▶ **YOUR GOAL**
Are you able to quote each entry exactly as written?

=== DATA FOR THIS TASK ===

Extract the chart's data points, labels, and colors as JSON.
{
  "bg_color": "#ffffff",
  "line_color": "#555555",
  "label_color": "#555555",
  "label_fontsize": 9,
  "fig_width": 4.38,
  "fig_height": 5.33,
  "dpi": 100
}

===

▶ **OUTPUT OF THE TASK**
Extract the chart's data points, labels, and colors as JSON.
{
  "bg_color": "#ffffff",
  "line_color": "#555555",
  "label_color": "#555555",
  "label_fontsize": 9,
  "fig_width": 4.38,
  "fig_height": 5.33,
  "dpi": 100
}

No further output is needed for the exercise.